§ **What is being asked**
Find all the lines with "внимания" and gather them.

§ **Exercise data**
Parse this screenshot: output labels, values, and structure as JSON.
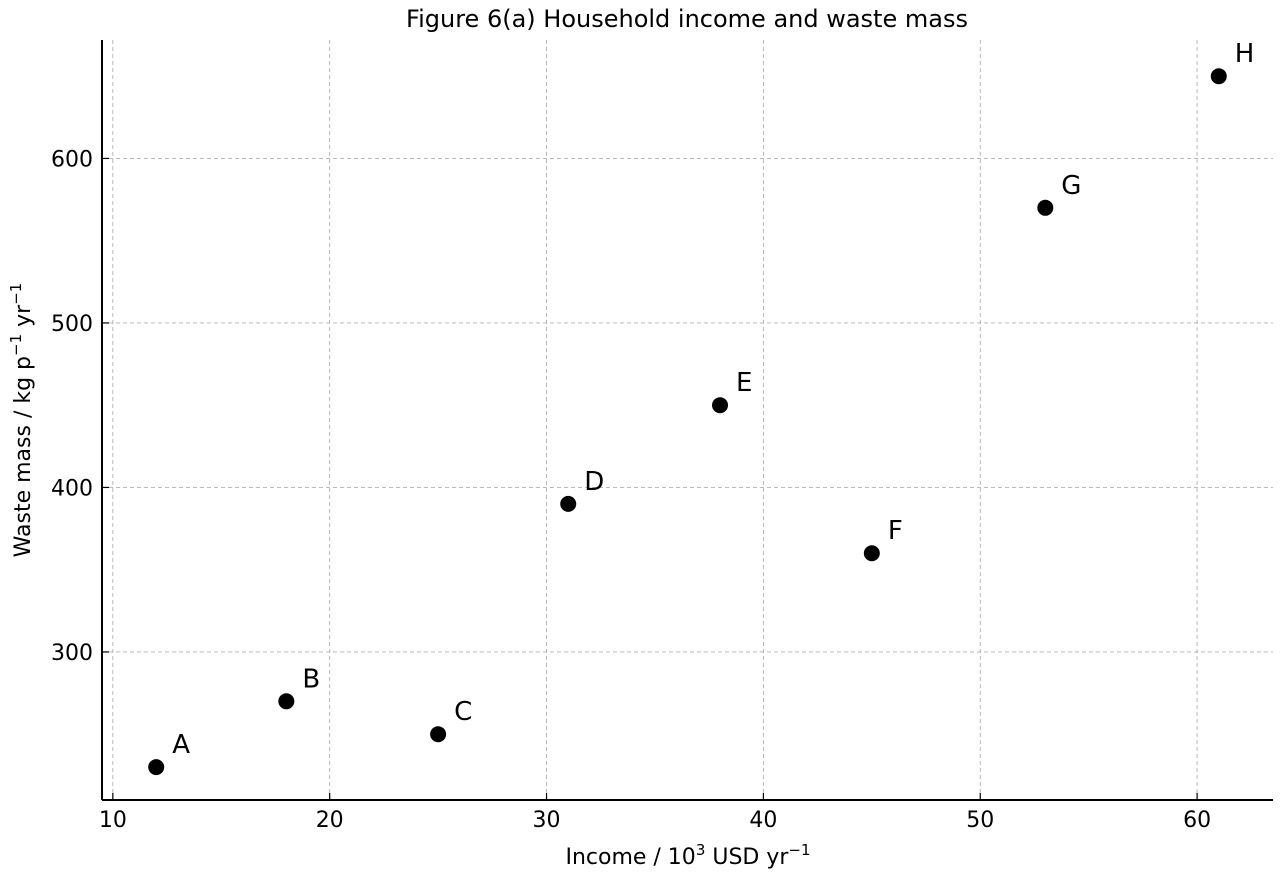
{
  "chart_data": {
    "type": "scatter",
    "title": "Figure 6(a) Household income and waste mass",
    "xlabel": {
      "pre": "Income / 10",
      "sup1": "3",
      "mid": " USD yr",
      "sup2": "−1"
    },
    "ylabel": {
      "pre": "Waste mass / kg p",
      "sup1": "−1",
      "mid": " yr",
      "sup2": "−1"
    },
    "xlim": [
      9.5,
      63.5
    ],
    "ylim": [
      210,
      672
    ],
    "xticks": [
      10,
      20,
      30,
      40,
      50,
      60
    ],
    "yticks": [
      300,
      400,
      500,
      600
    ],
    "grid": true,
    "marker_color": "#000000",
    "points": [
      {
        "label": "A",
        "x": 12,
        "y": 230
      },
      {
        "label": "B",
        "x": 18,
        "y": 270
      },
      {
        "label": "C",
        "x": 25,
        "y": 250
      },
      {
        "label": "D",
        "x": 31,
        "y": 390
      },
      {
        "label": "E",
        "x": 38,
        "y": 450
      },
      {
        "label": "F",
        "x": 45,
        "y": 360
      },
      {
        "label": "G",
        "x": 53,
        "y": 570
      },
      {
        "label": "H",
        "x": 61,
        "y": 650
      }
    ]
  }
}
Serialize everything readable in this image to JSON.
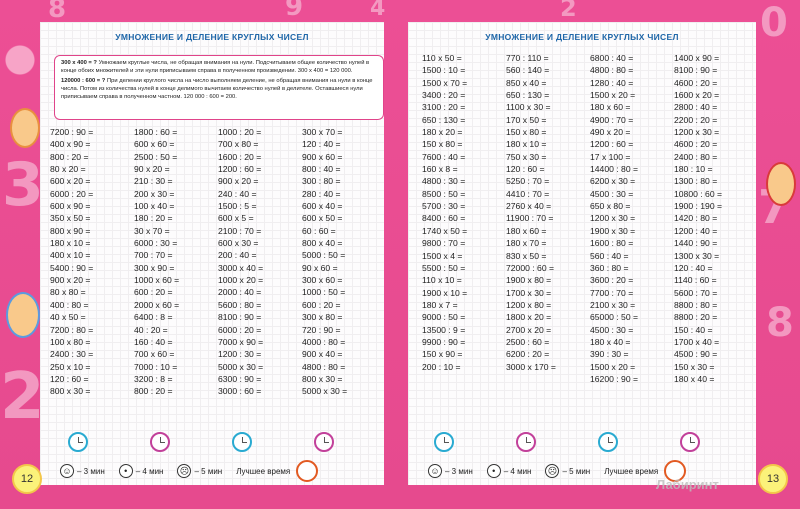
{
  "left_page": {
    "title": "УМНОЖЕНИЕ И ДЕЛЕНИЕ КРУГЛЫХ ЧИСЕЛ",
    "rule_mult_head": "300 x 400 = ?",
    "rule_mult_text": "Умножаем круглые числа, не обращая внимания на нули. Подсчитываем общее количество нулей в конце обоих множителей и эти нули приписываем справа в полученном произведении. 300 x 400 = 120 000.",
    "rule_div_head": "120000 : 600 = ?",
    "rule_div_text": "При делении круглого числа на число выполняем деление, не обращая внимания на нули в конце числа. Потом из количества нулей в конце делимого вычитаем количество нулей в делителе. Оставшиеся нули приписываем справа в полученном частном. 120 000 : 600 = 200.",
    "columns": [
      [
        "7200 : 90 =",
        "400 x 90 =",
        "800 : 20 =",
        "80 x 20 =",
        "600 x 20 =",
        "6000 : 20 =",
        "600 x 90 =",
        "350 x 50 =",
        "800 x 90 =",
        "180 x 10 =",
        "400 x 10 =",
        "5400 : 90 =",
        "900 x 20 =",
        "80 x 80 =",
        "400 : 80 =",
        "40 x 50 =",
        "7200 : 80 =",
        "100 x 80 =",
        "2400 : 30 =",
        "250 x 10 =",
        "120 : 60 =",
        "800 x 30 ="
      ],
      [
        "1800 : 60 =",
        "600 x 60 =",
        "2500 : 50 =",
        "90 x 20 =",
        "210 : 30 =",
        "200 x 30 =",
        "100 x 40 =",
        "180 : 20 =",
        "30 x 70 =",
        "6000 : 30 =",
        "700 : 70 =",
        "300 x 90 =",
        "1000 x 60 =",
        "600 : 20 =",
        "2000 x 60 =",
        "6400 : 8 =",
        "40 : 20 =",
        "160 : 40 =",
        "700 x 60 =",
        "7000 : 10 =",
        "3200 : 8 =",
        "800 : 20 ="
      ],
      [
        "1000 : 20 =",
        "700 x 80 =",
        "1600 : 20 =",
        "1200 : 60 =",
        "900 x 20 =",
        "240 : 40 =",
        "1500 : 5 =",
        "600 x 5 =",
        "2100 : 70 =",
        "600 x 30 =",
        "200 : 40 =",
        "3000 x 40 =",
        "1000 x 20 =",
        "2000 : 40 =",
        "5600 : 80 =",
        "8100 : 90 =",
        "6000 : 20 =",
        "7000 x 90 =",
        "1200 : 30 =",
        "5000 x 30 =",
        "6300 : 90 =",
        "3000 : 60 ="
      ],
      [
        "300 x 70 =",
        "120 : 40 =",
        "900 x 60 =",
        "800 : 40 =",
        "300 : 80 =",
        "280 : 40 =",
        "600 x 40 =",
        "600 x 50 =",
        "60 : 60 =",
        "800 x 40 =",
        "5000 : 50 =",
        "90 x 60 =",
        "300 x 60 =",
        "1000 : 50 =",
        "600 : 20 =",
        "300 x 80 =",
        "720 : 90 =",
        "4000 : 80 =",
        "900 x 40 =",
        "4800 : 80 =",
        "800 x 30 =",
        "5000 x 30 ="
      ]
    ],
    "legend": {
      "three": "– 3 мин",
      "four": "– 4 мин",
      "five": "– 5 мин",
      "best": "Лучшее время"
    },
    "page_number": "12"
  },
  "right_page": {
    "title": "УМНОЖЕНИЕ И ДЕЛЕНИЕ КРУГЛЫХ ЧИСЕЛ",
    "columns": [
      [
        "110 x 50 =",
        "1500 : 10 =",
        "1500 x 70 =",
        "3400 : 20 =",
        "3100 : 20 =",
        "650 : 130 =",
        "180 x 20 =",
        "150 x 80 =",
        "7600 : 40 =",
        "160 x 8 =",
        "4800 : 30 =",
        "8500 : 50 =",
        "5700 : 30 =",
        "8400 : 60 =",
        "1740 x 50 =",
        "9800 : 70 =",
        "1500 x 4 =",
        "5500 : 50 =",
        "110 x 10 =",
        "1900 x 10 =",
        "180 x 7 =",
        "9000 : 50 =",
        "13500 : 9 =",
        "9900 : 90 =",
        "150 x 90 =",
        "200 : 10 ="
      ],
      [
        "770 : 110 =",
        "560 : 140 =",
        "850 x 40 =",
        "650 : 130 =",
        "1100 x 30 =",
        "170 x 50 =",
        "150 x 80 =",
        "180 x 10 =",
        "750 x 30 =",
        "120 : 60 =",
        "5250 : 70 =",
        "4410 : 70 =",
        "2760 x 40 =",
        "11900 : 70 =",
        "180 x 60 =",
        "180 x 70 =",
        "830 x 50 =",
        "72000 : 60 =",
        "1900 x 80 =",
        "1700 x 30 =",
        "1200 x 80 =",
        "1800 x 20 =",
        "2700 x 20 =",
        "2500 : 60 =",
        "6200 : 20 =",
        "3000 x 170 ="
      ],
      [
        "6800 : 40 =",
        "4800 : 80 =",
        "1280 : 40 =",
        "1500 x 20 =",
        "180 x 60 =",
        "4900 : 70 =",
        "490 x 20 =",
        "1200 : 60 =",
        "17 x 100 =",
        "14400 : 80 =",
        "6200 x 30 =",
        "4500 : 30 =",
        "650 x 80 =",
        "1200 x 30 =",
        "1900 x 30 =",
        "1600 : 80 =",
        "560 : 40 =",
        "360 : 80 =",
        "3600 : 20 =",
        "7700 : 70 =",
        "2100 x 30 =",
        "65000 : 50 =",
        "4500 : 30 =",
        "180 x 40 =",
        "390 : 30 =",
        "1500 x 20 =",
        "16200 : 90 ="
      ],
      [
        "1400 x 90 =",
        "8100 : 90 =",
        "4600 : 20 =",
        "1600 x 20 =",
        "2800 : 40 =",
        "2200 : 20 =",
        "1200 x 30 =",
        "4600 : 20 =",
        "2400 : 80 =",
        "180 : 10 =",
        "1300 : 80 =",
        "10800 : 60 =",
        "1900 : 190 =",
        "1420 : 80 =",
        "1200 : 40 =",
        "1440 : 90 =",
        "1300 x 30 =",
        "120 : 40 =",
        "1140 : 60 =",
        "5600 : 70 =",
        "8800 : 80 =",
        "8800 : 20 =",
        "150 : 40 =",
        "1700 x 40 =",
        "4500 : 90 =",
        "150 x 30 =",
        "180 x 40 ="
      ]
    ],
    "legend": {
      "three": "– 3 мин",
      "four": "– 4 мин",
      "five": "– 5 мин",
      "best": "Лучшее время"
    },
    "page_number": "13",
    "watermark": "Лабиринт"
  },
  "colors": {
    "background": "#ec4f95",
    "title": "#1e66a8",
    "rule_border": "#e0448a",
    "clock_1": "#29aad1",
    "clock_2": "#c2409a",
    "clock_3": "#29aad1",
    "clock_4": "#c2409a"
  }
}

§ **The solution**
    "rule_mult_text": "Умножаем круглые числа, не обращая внимания на нули. Подсчитываем общее количество нулей в конце обоих множителей и эти нули приписываем справа в полученном произведении. 300 x 400 = 120 000.",
    "rule_div_text": "При делении круглого числа на число выполняем деление, не обращая внимания на нули в конце числа. Потом из количества нулей в конце делимого вычитаем количество нулей в делителе. Оставшиеся нули приписываем справа в полученном частном. 120 000 : 600 = 200.",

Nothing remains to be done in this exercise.